I need some kind of class or structure to hold data for 4 players in a simple game. How can I change the player class in every turn during the loop?
I mean something similar to this, where in every turn of a loop some instructions are chaning the data in the class of each player. Is there any effortless way to do this instead of creating many ifs?
internal class Program
{
private static void Main(string[] args)
{
Player player1 = new Player();
Player player2 = new Player();
Player player3 = new Player();
Player player4 = new Player();
int playerTurn = 1;
while(true)
{
//some instructions to change the data for example
//player(playerTurn).x = 1
}
}
}
class Player
{
public int x = 0;
public int y = 0;
}
CodePudding user response:
Whenever you have numbered variables like this:
Player player1 = new Player();
Player player2 = new Player();
Player player3 = new Player();
Player player4 = new Player();
What you probably want is a collection. For example:
var players = new List<Player>
{
new Player(),
new Player(),
new Player(),
new Player()
};
Then you can loop over the list, change specific elements therein, etc.

* Given records *
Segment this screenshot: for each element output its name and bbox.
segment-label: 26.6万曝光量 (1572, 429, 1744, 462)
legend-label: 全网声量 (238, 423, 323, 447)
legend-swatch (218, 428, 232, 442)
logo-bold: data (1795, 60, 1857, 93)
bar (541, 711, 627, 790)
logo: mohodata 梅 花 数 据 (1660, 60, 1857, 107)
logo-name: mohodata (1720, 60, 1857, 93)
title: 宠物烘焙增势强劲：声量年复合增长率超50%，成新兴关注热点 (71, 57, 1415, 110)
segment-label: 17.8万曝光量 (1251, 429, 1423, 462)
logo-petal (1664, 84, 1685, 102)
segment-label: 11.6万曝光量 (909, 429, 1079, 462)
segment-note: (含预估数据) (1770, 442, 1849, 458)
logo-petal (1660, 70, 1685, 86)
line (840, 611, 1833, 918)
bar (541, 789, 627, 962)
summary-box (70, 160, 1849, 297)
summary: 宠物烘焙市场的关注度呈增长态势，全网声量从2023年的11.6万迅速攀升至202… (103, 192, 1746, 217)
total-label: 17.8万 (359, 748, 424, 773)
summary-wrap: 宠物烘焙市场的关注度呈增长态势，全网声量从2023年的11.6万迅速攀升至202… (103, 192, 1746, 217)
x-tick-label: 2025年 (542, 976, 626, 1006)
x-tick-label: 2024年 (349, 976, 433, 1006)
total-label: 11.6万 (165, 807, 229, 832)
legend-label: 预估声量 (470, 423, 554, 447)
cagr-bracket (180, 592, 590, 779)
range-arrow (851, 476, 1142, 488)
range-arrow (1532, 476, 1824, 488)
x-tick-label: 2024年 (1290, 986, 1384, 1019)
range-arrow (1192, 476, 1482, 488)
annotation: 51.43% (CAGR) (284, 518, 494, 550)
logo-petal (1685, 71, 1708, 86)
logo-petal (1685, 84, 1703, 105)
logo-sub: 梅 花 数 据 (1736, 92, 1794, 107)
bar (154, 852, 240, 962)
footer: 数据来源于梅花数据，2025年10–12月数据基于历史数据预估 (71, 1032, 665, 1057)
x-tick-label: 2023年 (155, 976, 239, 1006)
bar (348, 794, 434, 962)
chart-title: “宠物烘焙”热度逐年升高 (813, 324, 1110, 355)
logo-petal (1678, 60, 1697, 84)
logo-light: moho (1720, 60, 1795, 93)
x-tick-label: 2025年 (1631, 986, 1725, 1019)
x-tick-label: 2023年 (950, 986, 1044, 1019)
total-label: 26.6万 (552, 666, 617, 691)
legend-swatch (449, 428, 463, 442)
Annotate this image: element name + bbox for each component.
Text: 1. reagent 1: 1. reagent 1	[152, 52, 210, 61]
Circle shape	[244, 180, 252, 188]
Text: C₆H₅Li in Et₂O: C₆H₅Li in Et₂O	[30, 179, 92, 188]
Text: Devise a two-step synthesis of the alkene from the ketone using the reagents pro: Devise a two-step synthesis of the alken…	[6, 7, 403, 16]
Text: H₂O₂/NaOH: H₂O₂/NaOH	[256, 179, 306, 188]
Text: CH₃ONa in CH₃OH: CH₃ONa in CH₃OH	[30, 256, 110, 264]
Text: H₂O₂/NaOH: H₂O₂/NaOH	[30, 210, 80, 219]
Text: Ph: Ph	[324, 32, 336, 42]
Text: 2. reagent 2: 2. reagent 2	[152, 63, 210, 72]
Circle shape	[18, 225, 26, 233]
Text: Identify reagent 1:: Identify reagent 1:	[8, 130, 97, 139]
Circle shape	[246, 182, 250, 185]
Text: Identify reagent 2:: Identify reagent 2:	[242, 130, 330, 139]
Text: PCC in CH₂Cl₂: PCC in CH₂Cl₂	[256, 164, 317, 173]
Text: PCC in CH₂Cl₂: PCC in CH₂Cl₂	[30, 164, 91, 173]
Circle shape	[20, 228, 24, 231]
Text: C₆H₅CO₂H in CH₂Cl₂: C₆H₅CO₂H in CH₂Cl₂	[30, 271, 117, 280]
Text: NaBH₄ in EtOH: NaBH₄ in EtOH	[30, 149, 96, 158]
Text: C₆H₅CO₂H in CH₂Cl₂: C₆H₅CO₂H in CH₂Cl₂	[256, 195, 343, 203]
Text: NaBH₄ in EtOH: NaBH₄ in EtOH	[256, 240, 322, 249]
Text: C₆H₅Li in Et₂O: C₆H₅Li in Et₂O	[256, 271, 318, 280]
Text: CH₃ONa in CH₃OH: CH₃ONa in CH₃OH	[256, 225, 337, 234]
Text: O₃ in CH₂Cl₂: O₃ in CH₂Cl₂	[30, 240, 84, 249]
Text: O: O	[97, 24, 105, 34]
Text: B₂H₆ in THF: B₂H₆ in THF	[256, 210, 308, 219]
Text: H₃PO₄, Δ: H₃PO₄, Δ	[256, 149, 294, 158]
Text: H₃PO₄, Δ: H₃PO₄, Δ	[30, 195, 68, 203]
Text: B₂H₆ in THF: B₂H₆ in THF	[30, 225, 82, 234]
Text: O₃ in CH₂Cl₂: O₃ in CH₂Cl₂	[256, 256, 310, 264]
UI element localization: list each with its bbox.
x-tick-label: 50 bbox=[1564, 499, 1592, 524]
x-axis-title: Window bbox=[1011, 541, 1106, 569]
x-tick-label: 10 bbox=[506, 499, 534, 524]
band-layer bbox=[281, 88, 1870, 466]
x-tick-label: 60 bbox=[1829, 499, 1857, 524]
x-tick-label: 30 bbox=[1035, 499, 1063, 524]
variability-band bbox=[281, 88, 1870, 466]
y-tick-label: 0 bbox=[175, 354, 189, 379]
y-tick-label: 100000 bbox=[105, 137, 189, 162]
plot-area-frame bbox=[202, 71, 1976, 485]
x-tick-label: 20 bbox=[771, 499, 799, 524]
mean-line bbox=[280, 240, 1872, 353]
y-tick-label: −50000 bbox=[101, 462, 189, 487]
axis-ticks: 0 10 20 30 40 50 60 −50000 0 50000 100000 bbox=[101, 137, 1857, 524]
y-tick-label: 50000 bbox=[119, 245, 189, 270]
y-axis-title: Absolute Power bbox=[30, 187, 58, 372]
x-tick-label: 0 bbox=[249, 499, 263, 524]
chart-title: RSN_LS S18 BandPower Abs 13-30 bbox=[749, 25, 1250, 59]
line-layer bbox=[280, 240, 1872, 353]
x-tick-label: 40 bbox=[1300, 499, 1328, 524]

* What this exercise asks *
[a] From the four-player game text, transcribe the part that opens with the words containing "I mean something" and closes with "creating many ifs?".
[b] In the four-player game text, what does the reply say is probably wanted in place of numbered variables like player1 through player4?
You won't need the records for this.

* Answers for this exercise *
[a]
I mean something similar to this, where in every turn of a loop some instructions are chaning the data in the class of each player. Is there any effortless way to do this instead of creating many ifs?

[b] A collection, such as a List of Player objects.